Exercise task: It is required that all of the data be written out exactly.

Source data:

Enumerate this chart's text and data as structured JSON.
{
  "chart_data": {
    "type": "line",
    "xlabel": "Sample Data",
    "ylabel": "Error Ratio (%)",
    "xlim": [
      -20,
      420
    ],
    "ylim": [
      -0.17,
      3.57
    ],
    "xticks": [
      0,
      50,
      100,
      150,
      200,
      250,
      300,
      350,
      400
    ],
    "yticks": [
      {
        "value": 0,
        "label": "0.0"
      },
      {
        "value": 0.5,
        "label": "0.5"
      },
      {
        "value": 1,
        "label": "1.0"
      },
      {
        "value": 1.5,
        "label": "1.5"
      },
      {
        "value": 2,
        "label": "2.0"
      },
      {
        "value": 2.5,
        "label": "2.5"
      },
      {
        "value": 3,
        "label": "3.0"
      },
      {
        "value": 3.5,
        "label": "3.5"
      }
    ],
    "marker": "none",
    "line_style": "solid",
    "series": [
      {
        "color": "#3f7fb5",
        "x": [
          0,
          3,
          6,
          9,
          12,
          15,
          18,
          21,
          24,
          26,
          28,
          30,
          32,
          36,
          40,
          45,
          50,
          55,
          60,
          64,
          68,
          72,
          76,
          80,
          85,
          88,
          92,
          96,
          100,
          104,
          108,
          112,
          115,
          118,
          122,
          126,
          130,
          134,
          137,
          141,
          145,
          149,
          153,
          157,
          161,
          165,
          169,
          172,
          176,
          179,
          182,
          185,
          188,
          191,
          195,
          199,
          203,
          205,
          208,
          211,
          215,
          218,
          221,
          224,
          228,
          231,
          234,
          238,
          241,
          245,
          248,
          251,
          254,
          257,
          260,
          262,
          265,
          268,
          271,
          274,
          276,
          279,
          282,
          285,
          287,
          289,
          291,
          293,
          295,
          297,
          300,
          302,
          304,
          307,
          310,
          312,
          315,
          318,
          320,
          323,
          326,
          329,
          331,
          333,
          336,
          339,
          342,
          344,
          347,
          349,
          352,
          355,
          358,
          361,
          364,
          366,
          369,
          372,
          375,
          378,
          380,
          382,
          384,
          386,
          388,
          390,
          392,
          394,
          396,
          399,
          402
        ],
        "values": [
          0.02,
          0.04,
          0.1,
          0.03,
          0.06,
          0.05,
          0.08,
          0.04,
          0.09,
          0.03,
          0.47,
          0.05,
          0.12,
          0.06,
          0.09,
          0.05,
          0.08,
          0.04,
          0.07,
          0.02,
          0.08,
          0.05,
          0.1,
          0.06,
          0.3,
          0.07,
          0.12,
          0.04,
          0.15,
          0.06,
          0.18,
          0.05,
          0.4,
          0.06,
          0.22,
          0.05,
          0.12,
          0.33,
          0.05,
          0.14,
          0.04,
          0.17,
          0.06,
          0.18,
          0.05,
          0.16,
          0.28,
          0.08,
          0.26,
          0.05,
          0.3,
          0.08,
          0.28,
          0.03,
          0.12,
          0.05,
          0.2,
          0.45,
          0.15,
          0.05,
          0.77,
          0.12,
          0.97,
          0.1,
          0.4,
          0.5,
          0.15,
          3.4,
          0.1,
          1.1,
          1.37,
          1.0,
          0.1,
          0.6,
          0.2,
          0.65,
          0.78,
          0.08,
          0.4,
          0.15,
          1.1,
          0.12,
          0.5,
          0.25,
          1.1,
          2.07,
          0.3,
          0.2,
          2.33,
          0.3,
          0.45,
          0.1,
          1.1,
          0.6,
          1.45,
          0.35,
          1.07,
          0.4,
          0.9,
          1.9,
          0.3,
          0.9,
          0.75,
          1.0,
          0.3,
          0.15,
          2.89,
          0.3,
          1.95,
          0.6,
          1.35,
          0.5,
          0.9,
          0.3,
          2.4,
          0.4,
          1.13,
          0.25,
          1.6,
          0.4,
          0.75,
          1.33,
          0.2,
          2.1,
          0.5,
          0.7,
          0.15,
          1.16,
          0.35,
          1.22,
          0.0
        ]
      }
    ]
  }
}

In response:
Enumerate this chart's text and data as structured JSON.
{
  "chart_data": {
    "type": "line",
    "xlabel": "Sample Data",
    "ylabel": "Error Ratio (%)",
    "xlim": [
      -20,
      420
    ],
    "ylim": [
      -0.17,
      3.57
    ],
    "xticks": [
      0,
      50,
      100,
      150,
      200,
      250,
      300,
      350,
      400
    ],
    "yticks": [
      {
        "value": 0,
        "label": "0.0"
      },
      {
        "value": 0.5,
        "label": "0.5"
      },
      {
        "value": 1,
        "label": "1.0"
      },
      {
        "value": 1.5,
        "label": "1.5"
      },
      {
        "value": 2,
        "label": "2.0"
      },
      {
        "value": 2.5,
        "label": "2.5"
      },
      {
        "value": 3,
        "label": "3.0"
      },
      {
        "value": 3.5,
        "label": "3.5"
      }
    ],
    "marker": "none",
    "line_style": "solid",
    "series": [
      {
        "color": "#3f7fb5",
        "x": [
          0,
          3,
          6,
          9,
          12,
          15,
          18,
          21,
          24,
          26,
          28,
          30,
          32,
          36,
          40,
          45,
          50,
          55,
          60,
          64,
          68,
          72,
          76,
          80,
          85,
          88,
          92,
          96,
          100,
          104,
          108,
          112,
          115,
          118,
          122,
          126,
          130,
          134,
          137,
          141,
          145,
          149,
          153,
          157,
          161,
          165,
          169,
          172,
          176,
          179,
          182,
          185,
          188,
          191,
          195,
          199,
          203,
          205,
          208,
          211,
          215,
          218,
          221,
          224,
          228,
          231,
          234,
          238,
          241,
          245,
          248,
          251,
          254,
          257,
          260,
          262,
          265,
          268,
          271,
          274,
          276,
          279,
          282,
          285,
          287,
          289,
          291,
          293,
          295,
          297,
          300,
          302,
          304,
          307,
          310,
          312,
          315,
          318,
          320,
          323,
          326,
          329,
          331,
          333,
          336,
          339,
          342,
          344,
          347,
          349,
          352,
          355,
          358,
          361,
          364,
          366,
          369,
          372,
          375,
          378,
          380,
          382,
          384,
          386,
          388,
          390,
          392,
          394,
          396,
          399,
          402
        ],
        "values": [
          0.02,
          0.04,
          0.1,
          0.03,
          0.06,
          0.05,
          0.08,
          0.04,
          0.09,
          0.03,
          0.47,
          0.05,
          0.12,
          0.06,
          0.09,
          0.05,
          0.08,
          0.04,
          0.07,
          0.02,
          0.08,
          0.05,
          0.1,
          0.06,
          0.3,
          0.07,
          0.12,
          0.04,
          0.15,
          0.06,
          0.18,
          0.05,
          0.4,
          0.06,
          0.22,
          0.05,
          0.12,
          0.33,
          0.05,
          0.14,
          0.04,
          0.17,
          0.06,
          0.18,
          0.05,
          0.16,
          0.28,
          0.08,
          0.26,
          0.05,
          0.3,
          0.08,
          0.28,
          0.03,
          0.12,
          0.05,
          0.2,
          0.45,
          0.15,
          0.05,
          0.77,
          0.12,
          0.97,
          0.1,
          0.4,
          0.5,
          0.15,
          3.4,
          0.1,
          1.1,
          1.37,
          1.0,
          0.1,
          0.6,
          0.2,
          0.65,
          0.78,
          0.08,
          0.4,
          0.15,
          1.1,
          0.12,
          0.5,
          0.25,
          1.1,
          2.07,
          0.3,
          0.2,
          2.33,
          0.3,
          0.45,
          0.1,
          1.1,
          0.6,
          1.45,
          0.35,
          1.07,
          0.4,
          0.9,
          1.9,
          0.3,
          0.9,
          0.75,
          1.0,
          0.3,
          0.15,
          2.89,
          0.3,
          1.95,
          0.6,
          1.35,
          0.5,
          0.9,
          0.3,
          2.4,
          0.4,
          1.13,
          0.25,
          1.6,
          0.4,
          0.75,
          1.33,
          0.2,
          2.1,
          0.5,
          0.7,
          0.15,
          1.16,
          0.35,
          1.22,
          0.0
        ]
      }
    ]
  }
}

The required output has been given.